* **Documento**:

====================

Come si è detto, non ci è dato di conoscere chi e quando abbia realizzato gli oltre 10.000 nuraghi presenti in Sardegna spesso circondati da grandi villaggi. Diverse ipotesi sono state sviluppate sul loro utilizzo. A seguito di una verifica, lo studioso Giorgio Valdès ha appurato che, di norma, tutti i nuraghi della Sardegna sono allineati quantomeno a gruppi di tre, ossia si può sempre individuare un’ipotetica linea retta, che, partendo da un qualsiasi nuraghe, ne incroci almeno altri due. Si può conseguentemente ipotizzare che alcuni nuraghi rivestissero un ruolo predominante nella rete dei collegamenti esistente nel territorio in cui risultano insediati. Per la maggior parte, i nuraghi sono collocati o sulla sommità di una collina o ai margini di un altopiano, comunque in una posizione dominante, il che li fa ritenere costruzioni difensive. Per altri potevano avere, invece, funzioni diverse, probabilmente di tipo mistico o religioso, oppure di tipo calendariale, oppure collegati con i segni cardinali o con le posizioni astrali. Di sicuro la popolazione locale ha avuto, ed ha ancora oggi, il massimo rispetto di queste costruzioni, nessuna delle quali è mai stata riutilizzata ad esempio dai pastori per alloggiare o ricoverare le greggi. Infatti le campagne sono disseminate di ovili, spesso costruiti accanto a nuraghi, ma mai ricavati da essi come sarebbe stato molto più logico e comodo.
Vediamo ora i diversi tipi di nuraghi: dai proto nuraghi ai nuraghi semplici e successivamente ai nuraghi complessi.

====================

* **Record delle regioni di layout**:
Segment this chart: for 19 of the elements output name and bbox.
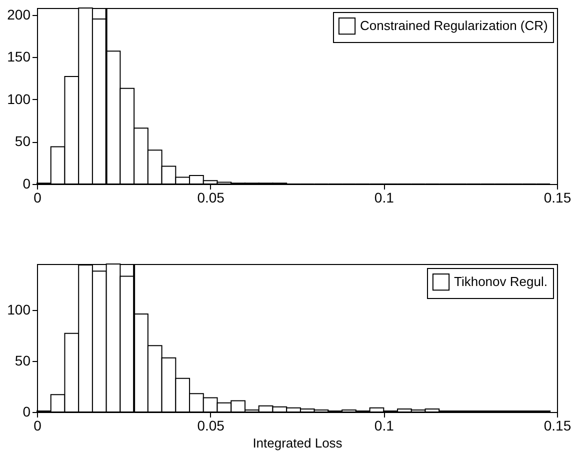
y-tick-label: 0: [22, 404, 31, 420]
x-tick-label: 0.15: [544, 190, 572, 206]
y-tick-label: 50: [14, 352, 31, 368]
y-tick-label: 0: [22, 176, 31, 192]
x-tick-label: 0.1: [374, 190, 394, 206]
x-axis-title: Integrated Loss: [252, 436, 343, 450]
y-tick-label: 150: [7, 48, 31, 65]
x-tick-label: 0: [34, 190, 42, 206]
y-tick-label: 100: [7, 301, 31, 318]
x-tick-label: 0.05: [197, 190, 225, 206]
x-tick-label: 0.05: [197, 418, 225, 434]
x-tick-label: 0: [34, 418, 42, 434]
y-tick-label: 100: [7, 90, 31, 107]
x-tick-label: 0.1: [374, 418, 394, 434]
legend-label: Tikhonov Regul.: [454, 274, 548, 289]
y-tick-label: 200: [7, 6, 31, 22]
y-tick-label: 50: [14, 133, 31, 150]
x-tick-label: 0.15: [544, 418, 572, 434]
legend-label: Constrained Regularization (CR): [360, 18, 548, 33]
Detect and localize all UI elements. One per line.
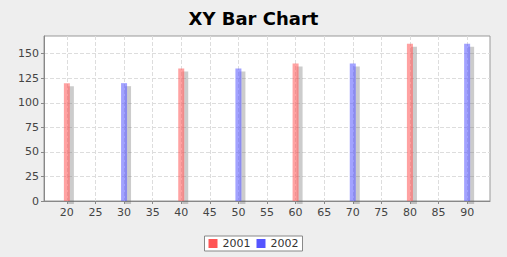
svg-text:25: 25 [88, 206, 102, 219]
svg-text:65: 65 [317, 206, 331, 219]
svg-text:20: 20 [60, 206, 74, 219]
svg-text:35: 35 [146, 206, 160, 219]
svg-text:100: 100 [18, 96, 39, 109]
svg-text:2001: 2001 [223, 237, 251, 250]
svg-text:60: 60 [289, 206, 303, 219]
svg-text:55: 55 [260, 206, 274, 219]
svg-text:85: 85 [432, 206, 446, 219]
svg-text:XY Bar Chart: XY Bar Chart [189, 8, 319, 29]
svg-text:50: 50 [25, 145, 39, 158]
svg-text:70: 70 [346, 206, 360, 219]
svg-text:50: 50 [231, 206, 245, 219]
svg-text:40: 40 [174, 206, 188, 219]
svg-text:25: 25 [25, 170, 39, 183]
svg-text:125: 125 [18, 72, 39, 85]
svg-text:0: 0 [32, 195, 39, 208]
svg-text:90: 90 [460, 206, 474, 219]
svg-text:75: 75 [374, 206, 388, 219]
svg-text:75: 75 [25, 121, 39, 134]
svg-text:80: 80 [403, 206, 417, 219]
svg-text:150: 150 [18, 47, 39, 60]
svg-text:45: 45 [203, 206, 217, 219]
svg-text:30: 30 [117, 206, 131, 219]
svg-text:2002: 2002 [271, 237, 299, 250]
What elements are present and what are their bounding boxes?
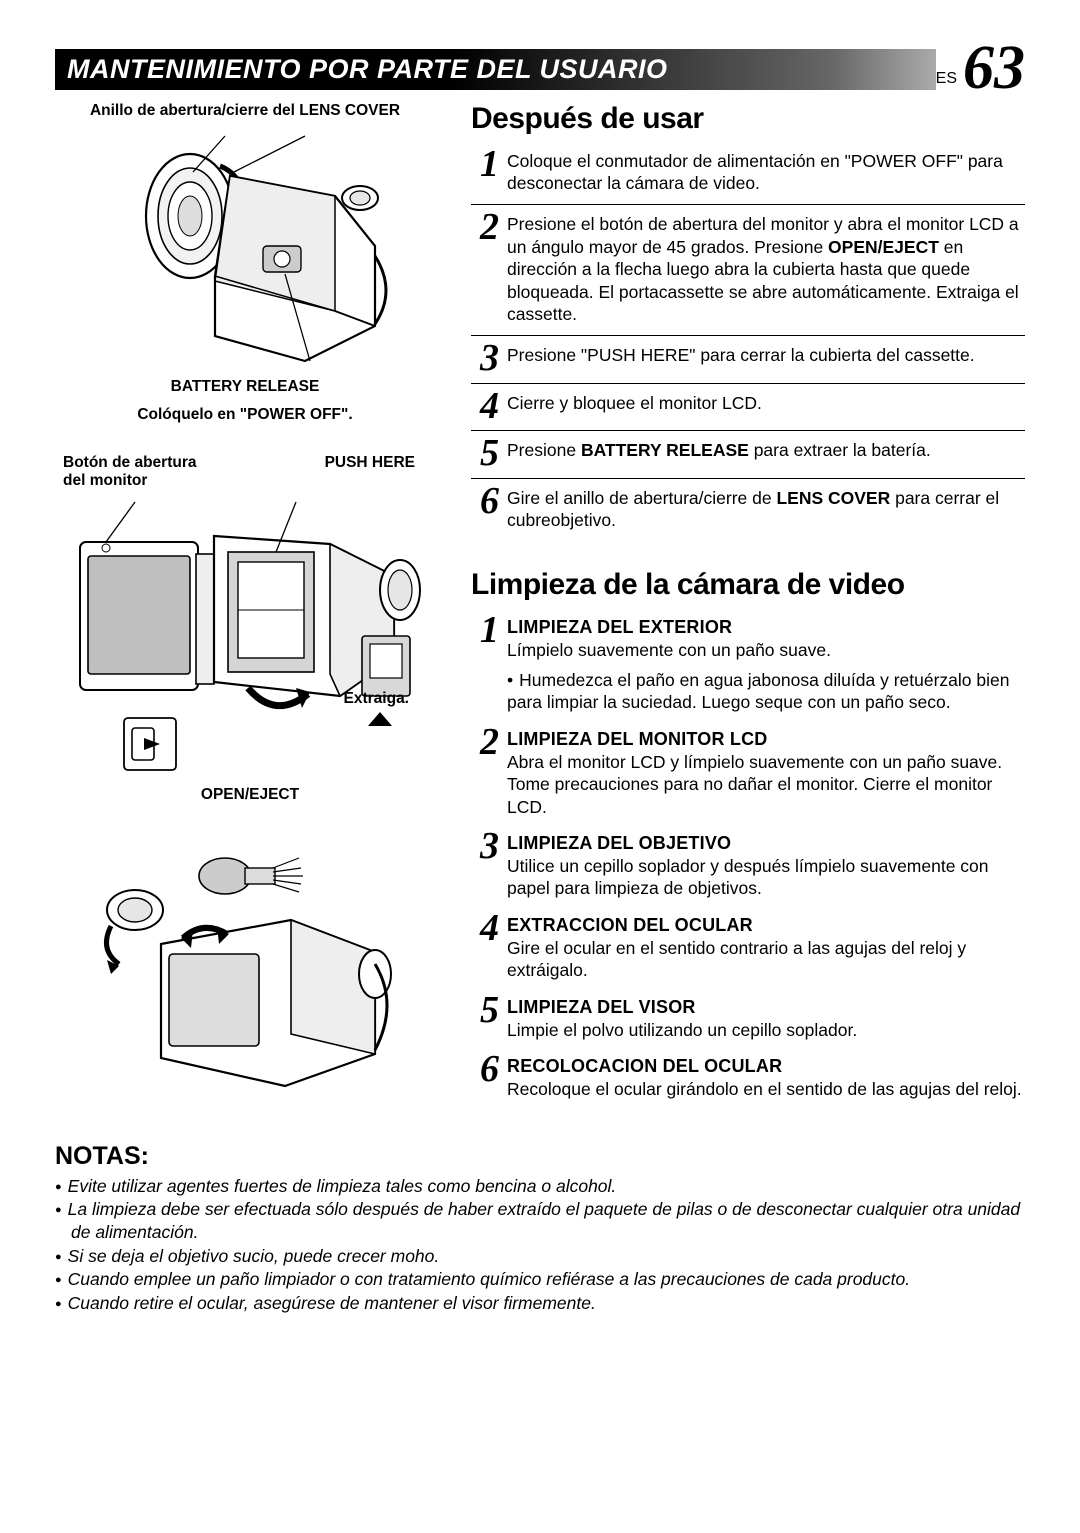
step-subhead: EXTRACCION DEL OCULAR (507, 914, 1025, 937)
step-subhead: LIMPIEZA DEL VISOR (507, 996, 1025, 1019)
step-number: 2 (471, 213, 499, 242)
after-use-step: 6 Gire el anillo de abertura/cierre de LE… (471, 483, 1025, 542)
note-item: La limpieza debe ser efectuada sólo desp… (55, 1198, 1025, 1245)
figure-3 (55, 834, 435, 1104)
cleaning-step: 4 EXTRACCION DEL OCULARGire el ocular en … (471, 910, 1025, 988)
fig1-top-caption: Anillo de abertura/cierre del LENS COVER (55, 102, 435, 120)
step-number: 1 (471, 150, 499, 179)
notes-list: Evite utilizar agentes fuertes de limpie… (55, 1175, 1025, 1316)
step-text: Recoloque el ocular girándolo en el sent… (507, 1078, 1025, 1100)
step-number: 2 (471, 728, 499, 757)
step-subhead: LIMPIEZA DEL EXTERIOR (507, 616, 1025, 639)
page-number-wrap: ES 63 (936, 44, 1025, 94)
step-number: 4 (471, 392, 499, 421)
after-use-step: 2 Presione el botón de abertura del monit… (471, 209, 1025, 336)
cleaning-step: 2 LIMPIEZA DEL MONITOR LCDAbra el monitor… (471, 724, 1025, 824)
step-number: 5 (471, 996, 499, 1025)
step-body: Cierre y bloquee el monitor LCD. (507, 392, 1025, 414)
step-body: LIMPIEZA DEL VISORLimpie el polvo utiliz… (507, 996, 1025, 1041)
notes-section: NOTAS: Evite utilizar agentes fuertes de… (55, 1142, 1025, 1316)
step-subhead: LIMPIEZA DEL OBJETIVO (507, 832, 1025, 855)
step-number: 3 (471, 832, 499, 861)
step-subhead: RECOLOCACION DEL OCULAR (507, 1055, 1025, 1078)
note-item: Evite utilizar agentes fuertes de limpie… (55, 1175, 1025, 1198)
page-number: 63 (963, 44, 1025, 94)
page-lang: ES (936, 70, 957, 88)
step-text: Abra el monitor LCD y límpielo suavement… (507, 751, 1025, 818)
note-item: Cuando emplee un paño limpiador o con tr… (55, 1268, 1025, 1291)
step-body: LIMPIEZA DEL EXTERIORLímpielo suavemente… (507, 616, 1025, 714)
step-body: LIMPIEZA DEL OBJETIVOUtilice un cepillo … (507, 832, 1025, 900)
step-number: 3 (471, 344, 499, 373)
step-body: LIMPIEZA DEL MONITOR LCDAbra el monitor … (507, 728, 1025, 818)
fig1-illustration (75, 126, 415, 386)
step-body: Presione BATTERY RELEASE para extraer la… (507, 439, 1025, 461)
fig2-left-label-1: Botón de abertura (63, 454, 196, 471)
step-text: Límpielo suavemente con un paño suave. (507, 639, 1025, 661)
fig2-illustration (60, 494, 430, 794)
fig2-left-label-2: del monitor (63, 472, 147, 489)
figure-2: Botón de abertura del monitor PUSH HERE (55, 454, 435, 804)
step-number: 6 (471, 487, 499, 516)
step-number: 1 (471, 616, 499, 645)
step-body: Presione el botón de abertura del monito… (507, 213, 1025, 325)
after-use-step: 1 Coloque el conmutador de alimentación e… (471, 146, 1025, 206)
after-use-step: 4 Cierre y bloquee el monitor LCD. (471, 388, 1025, 432)
step-body: RECOLOCACION DEL OCULARRecoloque el ocul… (507, 1055, 1025, 1100)
step-body: EXTRACCION DEL OCULARGire el ocular en e… (507, 914, 1025, 982)
cleaning-step: 1 LIMPIEZA DEL EXTERIORLímpielo suavement… (471, 612, 1025, 720)
note-item: Si se deja el objetivo sucio, puede crec… (55, 1245, 1025, 1268)
step-body: Gire el anillo de abertura/cierre de LEN… (507, 487, 1025, 532)
step-body: Presione "PUSH HERE" para cerrar la cubi… (507, 344, 1025, 366)
cleaning-heading: Limpieza de la cámara de video (471, 568, 1025, 602)
step-body: Coloque el conmutador de alimentación en… (507, 150, 1025, 195)
page-header: MANTENIMIENTO POR PARTE DEL USUARIO ES 6… (55, 40, 1025, 90)
step-bullet: Humedezca el paño en agua jabonosa diluí… (507, 669, 1025, 714)
instructions-column: Después de usar 1 Coloque el conmutador d… (471, 102, 1025, 1134)
step-number: 6 (471, 1055, 499, 1084)
cleaning-step: 3 LIMPIEZA DEL OBJETIVOUtilice un cepillo… (471, 828, 1025, 906)
fig1-battery-release-label: BATTERY RELEASE (55, 378, 435, 396)
after-use-step: 3 Presione "PUSH HERE" para cerrar la cub… (471, 340, 1025, 384)
step-number: 4 (471, 914, 499, 943)
after-use-heading: Después de usar (471, 102, 1025, 136)
fig2-push-here-label: PUSH HERE (325, 454, 415, 490)
page-title-bar: MANTENIMIENTO POR PARTE DEL USUARIO (55, 49, 936, 90)
fig2-open-eject-label: OPEN/EJECT (201, 786, 299, 804)
step-number: 5 (471, 439, 499, 468)
step-text: Limpie el polvo utilizando un cepillo so… (507, 1019, 1025, 1041)
after-use-steps: 1 Coloque el conmutador de alimentación e… (471, 146, 1025, 542)
figure-1: Anillo de abertura/cierre del LENS COVER (55, 102, 435, 424)
cleaning-step: 5 LIMPIEZA DEL VISORLimpie el polvo utili… (471, 992, 1025, 1047)
figures-column: Anillo de abertura/cierre del LENS COVER (55, 102, 435, 1134)
step-text: Gire el ocular en el sentido contrario a… (507, 937, 1025, 982)
notes-heading: NOTAS: (55, 1142, 1025, 1171)
note-item: Cuando retire el ocular, asegúrese de ma… (55, 1292, 1025, 1315)
after-use-step: 5 Presione BATTERY RELEASE para extraer l… (471, 435, 1025, 479)
cleaning-steps: 1 LIMPIEZA DEL EXTERIORLímpielo suavement… (471, 612, 1025, 1107)
cleaning-step: 6 RECOLOCACION DEL OCULARRecoloque el ocu… (471, 1051, 1025, 1106)
step-subhead: LIMPIEZA DEL MONITOR LCD (507, 728, 1025, 751)
fig3-illustration (75, 834, 415, 1104)
fig2-extraiga-label: Extraiga. (344, 690, 409, 708)
fig1-power-off-label: Colóquelo en "POWER OFF". (55, 406, 435, 424)
step-text: Utilice un cepillo soplador y después lí… (507, 855, 1025, 900)
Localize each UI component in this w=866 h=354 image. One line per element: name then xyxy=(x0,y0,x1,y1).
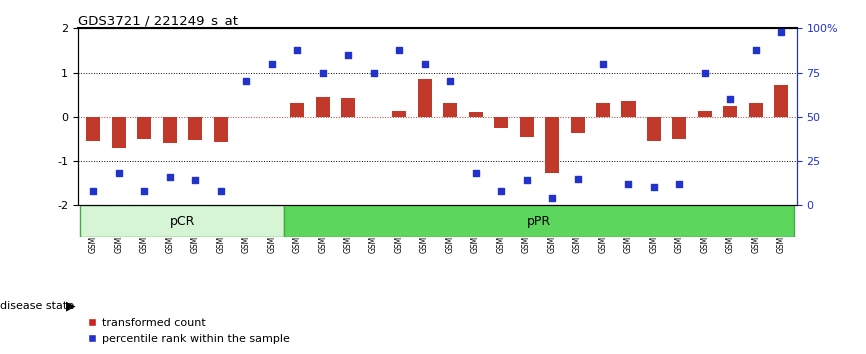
Bar xyxy=(443,103,457,117)
Bar xyxy=(545,117,559,173)
Point xyxy=(520,177,533,183)
Legend: transformed count, percentile rank within the sample: transformed count, percentile rank withi… xyxy=(83,314,294,348)
Point xyxy=(698,70,712,75)
Point xyxy=(494,188,508,194)
Point xyxy=(673,181,687,187)
Text: pCR: pCR xyxy=(170,215,195,228)
Bar xyxy=(315,97,330,117)
Point xyxy=(239,79,253,84)
Text: ▶: ▶ xyxy=(66,300,76,313)
Point xyxy=(341,52,355,58)
Bar xyxy=(392,112,406,117)
Point xyxy=(265,61,279,67)
Point xyxy=(188,177,202,183)
Bar xyxy=(188,117,202,140)
Point xyxy=(112,170,126,176)
Point xyxy=(774,29,788,35)
Point xyxy=(469,170,482,176)
Bar xyxy=(112,117,126,148)
Point xyxy=(417,61,431,67)
Point xyxy=(214,188,228,194)
Point xyxy=(596,61,610,67)
Bar xyxy=(723,105,738,117)
Bar xyxy=(469,112,482,117)
Bar xyxy=(341,98,355,117)
Bar xyxy=(137,117,152,139)
Point xyxy=(366,70,380,75)
Bar xyxy=(571,117,585,133)
Bar xyxy=(774,85,788,117)
Bar xyxy=(494,117,508,128)
Point xyxy=(723,96,737,102)
Text: disease state: disease state xyxy=(0,301,74,311)
Point xyxy=(545,195,559,201)
Bar xyxy=(417,79,431,117)
Point xyxy=(622,181,636,187)
Point xyxy=(647,184,661,190)
Point xyxy=(443,79,457,84)
Bar xyxy=(749,103,763,117)
Point xyxy=(749,47,763,52)
Point xyxy=(163,174,177,179)
Bar xyxy=(163,117,177,143)
Point xyxy=(87,188,100,194)
Bar xyxy=(520,117,533,137)
Bar xyxy=(214,117,228,142)
Bar xyxy=(622,101,636,117)
Text: pPR: pPR xyxy=(527,215,552,228)
Point xyxy=(316,70,330,75)
Bar xyxy=(290,103,304,117)
Point xyxy=(392,47,406,52)
Bar xyxy=(698,112,712,117)
Bar xyxy=(81,205,284,237)
Bar xyxy=(647,117,661,141)
Bar xyxy=(284,205,794,237)
Bar xyxy=(87,117,100,141)
Bar xyxy=(673,117,687,139)
Point xyxy=(138,188,152,194)
Point xyxy=(571,176,585,181)
Point xyxy=(290,47,304,52)
Text: GDS3721 / 221249_s_at: GDS3721 / 221249_s_at xyxy=(78,14,238,27)
Bar xyxy=(596,103,610,117)
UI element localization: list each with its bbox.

====================

* **Consegne**:
[A] Rispondi a queste domande sul testo sui nuraghi:
(i) Quanti nuraghi sono presenti in Sardegna?
(ii) Quale studioso ha appurato che i nuraghi sono allineati almeno a gruppi di tre?
(iii) Dove sono spesso costruiti gli ovili che disseminano le campagne?
[B] Trascrivi in forma di elenco numerato le righe dei record tra quella che contiene "y-tick-label: 0: [22, 404, 31, 420]" e quella che contiene "x-tick-label: 0.1: [374, 418, 394, 434]", estremi inclusi, escludendo le righe vuote.

* **Risposte complete**:
[A]
(i) Oltre 10.000.
(ii) Giorgio Valdès.
(iii) Accanto ai nuraghi.

[B]
1. y-tick-label: 0: [22, 404, 31, 420]
2. x-tick-label: 0.15: [544, 190, 572, 206]
3. y-tick-label: 50: [14, 352, 31, 368]
4. y-tick-label: 0: [22, 176, 31, 192]
5. x-tick-label: 0.1: [374, 190, 394, 206]
6. x-axis-title: Integrated Loss: [252, 436, 343, 450]
7. y-tick-label: 150: [7, 48, 31, 65]
8. x-tick-label: 0: [34, 190, 42, 206]
9. y-tick-label: 100: [7, 301, 31, 318]
10. x-tick-label: 0.05: [197, 190, 225, 206]
11. x-tick-label: 0.05: [197, 418, 225, 434]
12. x-tick-label: 0: [34, 418, 42, 434]
13. y-tick-label: 100: [7, 90, 31, 107]
14. x-tick-label: 0.1: [374, 418, 394, 434]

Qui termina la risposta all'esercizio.